┌──

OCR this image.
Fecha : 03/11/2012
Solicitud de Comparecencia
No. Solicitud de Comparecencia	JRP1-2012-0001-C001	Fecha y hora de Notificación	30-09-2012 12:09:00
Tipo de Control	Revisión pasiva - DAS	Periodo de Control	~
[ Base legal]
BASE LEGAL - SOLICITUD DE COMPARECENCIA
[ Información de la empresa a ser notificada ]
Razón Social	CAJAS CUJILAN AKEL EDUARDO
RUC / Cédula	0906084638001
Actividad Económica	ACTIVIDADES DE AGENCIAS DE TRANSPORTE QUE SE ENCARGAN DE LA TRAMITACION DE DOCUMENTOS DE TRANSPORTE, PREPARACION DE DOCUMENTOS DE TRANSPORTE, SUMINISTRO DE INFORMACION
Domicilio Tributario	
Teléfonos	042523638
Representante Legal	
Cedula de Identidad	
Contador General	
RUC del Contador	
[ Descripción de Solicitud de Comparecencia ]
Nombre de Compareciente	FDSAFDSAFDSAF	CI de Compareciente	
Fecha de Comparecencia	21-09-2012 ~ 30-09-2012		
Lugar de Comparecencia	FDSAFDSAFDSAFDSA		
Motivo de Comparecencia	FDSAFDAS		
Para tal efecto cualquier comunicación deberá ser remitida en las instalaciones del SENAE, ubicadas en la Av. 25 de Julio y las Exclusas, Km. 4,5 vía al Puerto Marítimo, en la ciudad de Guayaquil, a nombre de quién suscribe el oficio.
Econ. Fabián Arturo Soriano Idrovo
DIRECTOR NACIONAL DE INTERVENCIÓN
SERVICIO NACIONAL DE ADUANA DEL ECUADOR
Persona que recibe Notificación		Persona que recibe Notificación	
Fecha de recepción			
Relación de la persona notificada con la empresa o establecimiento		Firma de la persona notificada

└──

Write out the entries above word for word.

OCR this image.
Fecha : 03/11/2012
Solicitud de Comparecencia
No. Solicitud de Comparecencia	JRP1-2012-0001-C001	Fecha y hora de Notificación	30-09-2012 12:09:00
Tipo de Control	Revisión pasiva - DAS	Periodo de Control	~
[ Base legal]
BASE LEGAL - SOLICITUD DE COMPARECENCIA
[ Información de la empresa a ser notificada ]
Razón Social	CAJAS CUJILAN AKEL EDUARDO
RUC / Cédula	0906084638001
Actividad Económica	ACTIVIDADES DE AGENCIAS DE TRANSPORTE QUE SE ENCARGAN DE LA TRAMITACION DE DOCUMENTOS DE TRANSPORTE, PREPARACION DE DOCUMENTOS DE TRANSPORTE, SUMINISTRO DE INFORMACION
Domicilio Tributario	
Teléfonos	042523638
Representante Legal	
Cedula de Identidad	
Contador General	
RUC del Contador	
[ Descripción de Solicitud de Comparecencia ]
Nombre de Compareciente	FDSAFDSAFDSAF	CI de Compareciente	
Fecha de Comparecencia	21-09-2012 ~ 30-09-2012		
Lugar de Comparecencia	FDSAFDSAFDSAFDSA		
Motivo de Comparecencia	FDSAFDAS		
Para tal efecto cualquier comunicación deberá ser remitida en las instalaciones del SENAE, ubicadas en la Av. 25 de Julio y las Exclusas, Km. 4,5 vía al Puerto Marítimo, en la ciudad de Guayaquil, a nombre de quién suscribe el oficio.
Econ. Fabián Arturo Soriano Idrovo
DIRECTOR NACIONAL DE INTERVENCIÓN
SERVICIO NACIONAL DE ADUANA DEL ECUADOR
Persona que recibe Notificación		Persona que recibe Notificación	
Fecha de recepción			
Relación de la persona notificada con la empresa o establecimiento		Firma de la persona notificada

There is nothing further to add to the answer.